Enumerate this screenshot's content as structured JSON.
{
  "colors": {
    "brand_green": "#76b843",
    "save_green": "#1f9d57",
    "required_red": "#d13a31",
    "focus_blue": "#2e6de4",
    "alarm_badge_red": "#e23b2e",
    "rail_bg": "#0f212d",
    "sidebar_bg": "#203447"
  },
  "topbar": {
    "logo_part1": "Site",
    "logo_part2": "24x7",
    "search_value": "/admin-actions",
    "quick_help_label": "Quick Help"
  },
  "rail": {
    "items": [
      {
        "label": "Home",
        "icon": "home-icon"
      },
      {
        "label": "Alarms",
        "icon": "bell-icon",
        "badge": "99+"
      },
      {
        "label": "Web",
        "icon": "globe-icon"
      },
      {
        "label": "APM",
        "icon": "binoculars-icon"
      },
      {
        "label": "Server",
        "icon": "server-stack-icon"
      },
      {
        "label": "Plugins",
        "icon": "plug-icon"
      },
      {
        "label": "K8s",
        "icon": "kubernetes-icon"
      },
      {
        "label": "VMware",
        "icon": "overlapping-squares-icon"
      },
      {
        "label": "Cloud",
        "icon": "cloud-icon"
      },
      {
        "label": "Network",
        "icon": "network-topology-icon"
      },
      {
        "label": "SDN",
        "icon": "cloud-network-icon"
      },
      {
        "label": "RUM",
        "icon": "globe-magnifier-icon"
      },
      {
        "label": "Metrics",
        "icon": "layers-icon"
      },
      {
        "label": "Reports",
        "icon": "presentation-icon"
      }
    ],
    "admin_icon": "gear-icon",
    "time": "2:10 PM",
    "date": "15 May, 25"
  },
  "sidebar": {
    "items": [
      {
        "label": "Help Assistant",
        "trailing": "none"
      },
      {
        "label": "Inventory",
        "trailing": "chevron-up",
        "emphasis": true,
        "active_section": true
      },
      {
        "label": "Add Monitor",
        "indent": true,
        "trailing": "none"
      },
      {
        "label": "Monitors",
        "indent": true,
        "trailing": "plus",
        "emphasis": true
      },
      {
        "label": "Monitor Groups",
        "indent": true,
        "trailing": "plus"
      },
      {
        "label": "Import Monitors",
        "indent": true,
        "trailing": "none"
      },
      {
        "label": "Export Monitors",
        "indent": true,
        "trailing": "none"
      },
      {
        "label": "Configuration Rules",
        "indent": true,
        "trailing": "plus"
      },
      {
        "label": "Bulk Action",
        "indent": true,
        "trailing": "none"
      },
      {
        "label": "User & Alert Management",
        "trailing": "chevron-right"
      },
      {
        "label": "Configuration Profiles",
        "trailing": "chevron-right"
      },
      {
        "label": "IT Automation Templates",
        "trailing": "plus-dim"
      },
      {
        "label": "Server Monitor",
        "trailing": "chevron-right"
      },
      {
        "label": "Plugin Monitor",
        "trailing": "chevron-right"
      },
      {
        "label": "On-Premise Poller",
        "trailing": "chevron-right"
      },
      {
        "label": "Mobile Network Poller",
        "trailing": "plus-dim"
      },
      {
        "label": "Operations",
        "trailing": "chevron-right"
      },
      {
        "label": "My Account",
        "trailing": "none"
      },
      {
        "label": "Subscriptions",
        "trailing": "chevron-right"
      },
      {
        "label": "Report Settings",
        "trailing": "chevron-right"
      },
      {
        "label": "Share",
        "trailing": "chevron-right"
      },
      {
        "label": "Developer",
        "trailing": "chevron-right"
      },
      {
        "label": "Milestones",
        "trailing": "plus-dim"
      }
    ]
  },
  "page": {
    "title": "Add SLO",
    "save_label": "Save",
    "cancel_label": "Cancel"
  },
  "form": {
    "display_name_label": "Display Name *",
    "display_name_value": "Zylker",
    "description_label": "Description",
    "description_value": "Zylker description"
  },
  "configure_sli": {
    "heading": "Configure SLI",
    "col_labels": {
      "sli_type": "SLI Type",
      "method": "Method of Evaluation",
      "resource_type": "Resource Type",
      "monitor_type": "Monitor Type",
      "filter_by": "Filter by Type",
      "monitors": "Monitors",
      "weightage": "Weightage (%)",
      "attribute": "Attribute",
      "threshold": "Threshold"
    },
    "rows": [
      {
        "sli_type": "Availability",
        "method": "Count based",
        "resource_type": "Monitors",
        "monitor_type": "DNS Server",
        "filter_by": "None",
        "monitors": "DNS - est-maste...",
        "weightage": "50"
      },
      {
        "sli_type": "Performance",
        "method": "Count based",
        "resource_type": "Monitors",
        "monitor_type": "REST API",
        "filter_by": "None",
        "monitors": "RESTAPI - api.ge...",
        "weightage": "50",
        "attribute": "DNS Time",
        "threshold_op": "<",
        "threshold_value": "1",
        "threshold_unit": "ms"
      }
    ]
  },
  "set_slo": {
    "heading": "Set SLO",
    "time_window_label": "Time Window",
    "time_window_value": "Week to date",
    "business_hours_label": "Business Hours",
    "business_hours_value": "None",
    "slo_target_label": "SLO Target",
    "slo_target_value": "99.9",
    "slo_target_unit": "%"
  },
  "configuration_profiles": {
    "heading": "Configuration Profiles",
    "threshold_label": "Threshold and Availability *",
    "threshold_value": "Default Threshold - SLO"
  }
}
*****
■ **Objective**
Look through the material and copy each line that has "Poller".

■ **Answer in full**
        "label": "On-Premise Poller",
        "label": "Mobile Network Poller",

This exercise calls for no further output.